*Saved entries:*
┄┄┄┄┄┄┄┄┄┄┄┄┄┄┄┄┄┄┄┄

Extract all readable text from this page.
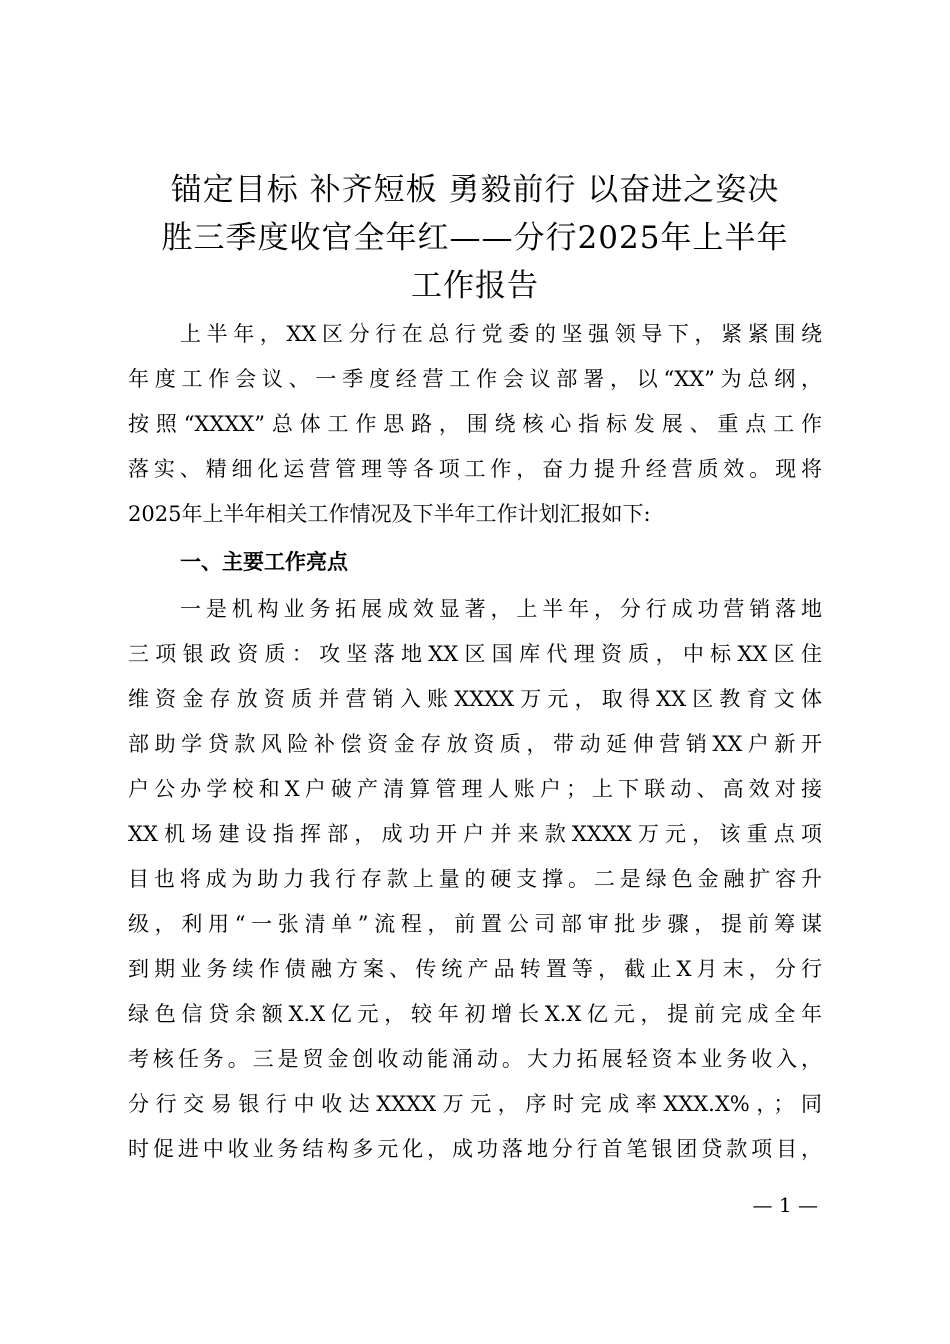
锚定目标 补齐短板 勇毅前行 以奋进之姿决
胜三季度收官全年红——分行2025年上半年
工作报告
上半年，XX区分行在总行党委的坚强领导下，紧紧围绕
年度工作会议、一季度经营工作会议部署，以“XX”为总纲，
按照“XXXX”总体工作思路，围绕核心指标发展、重点工作
落实、精细化运营管理等各项工作，奋力提升经营质效。现将
2025年上半年相关工作情况及下半年工作计划汇报如下:
一、主要工作亮点
一是机构业务拓展成效显著，上半年，分行成功营销落地
三项银政资质：攻坚落地XX区国库代理资质，中标XX区住
维资金存放资质并营销入账XXXX万元，取得XX区教育文体
部助学贷款风险补偿资金存放资质，带动延伸营销XX户新开
户公办学校和X户破产清算管理人账户；上下联动、高效对接
XX机场建设指挥部，成功开户并来款XXXX万元，该重点项
目也将成为助力我行存款上量的硬支撑。二是绿色金融扩容升
级，利用“一张清单”流程，前置公司部审批步骤，提前筹谋
到期业务续作债融方案、传统产品转置等，截止X月末，分行
绿色信贷余额X.X亿元，较年初增长X.X亿元，提前完成全年
考核任务。三是贸金创收动能涌动。大力拓展轻资本业务收入，
分行交易银行中收达XXXX万元，序时完成率XXX.X%，；同
时促进中收业务结构多元化，成功落地分行首笔银团贷款项目，
— 1 —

┄┄┄┄┄┄┄┄┄┄┄┄┄┄┄┄┄┄┄┄

*What is being asked:* Every record is to be reproduced exactly, with no pictures included.

*Result for this task:*
Extract all readable text from this page.
锚定目标 补齐短板 勇毅前行 以奋进之姿决
胜三季度收官全年红——分行2025年上半年
工作报告
上半年，XX区分行在总行党委的坚强领导下，紧紧围绕
年度工作会议、一季度经营工作会议部署，以“XX”为总纲，
按照“XXXX”总体工作思路，围绕核心指标发展、重点工作
落实、精细化运营管理等各项工作，奋力提升经营质效。现将
2025年上半年相关工作情况及下半年工作计划汇报如下:
一、主要工作亮点
一是机构业务拓展成效显著，上半年，分行成功营销落地
三项银政资质：攻坚落地XX区国库代理资质，中标XX区住
维资金存放资质并营销入账XXXX万元，取得XX区教育文体
部助学贷款风险补偿资金存放资质，带动延伸营销XX户新开
户公办学校和X户破产清算管理人账户；上下联动、高效对接
XX机场建设指挥部，成功开户并来款XXXX万元，该重点项
目也将成为助力我行存款上量的硬支撑。二是绿色金融扩容升
级，利用“一张清单”流程，前置公司部审批步骤，提前筹谋
到期业务续作债融方案、传统产品转置等，截止X月末，分行
绿色信贷余额X.X亿元，较年初增长X.X亿元，提前完成全年
考核任务。三是贸金创收动能涌动。大力拓展轻资本业务收入，
分行交易银行中收达XXXX万元，序时完成率XXX.X%，；同
时促进中收业务结构多元化，成功落地分行首笔银团贷款项目，
— 1 —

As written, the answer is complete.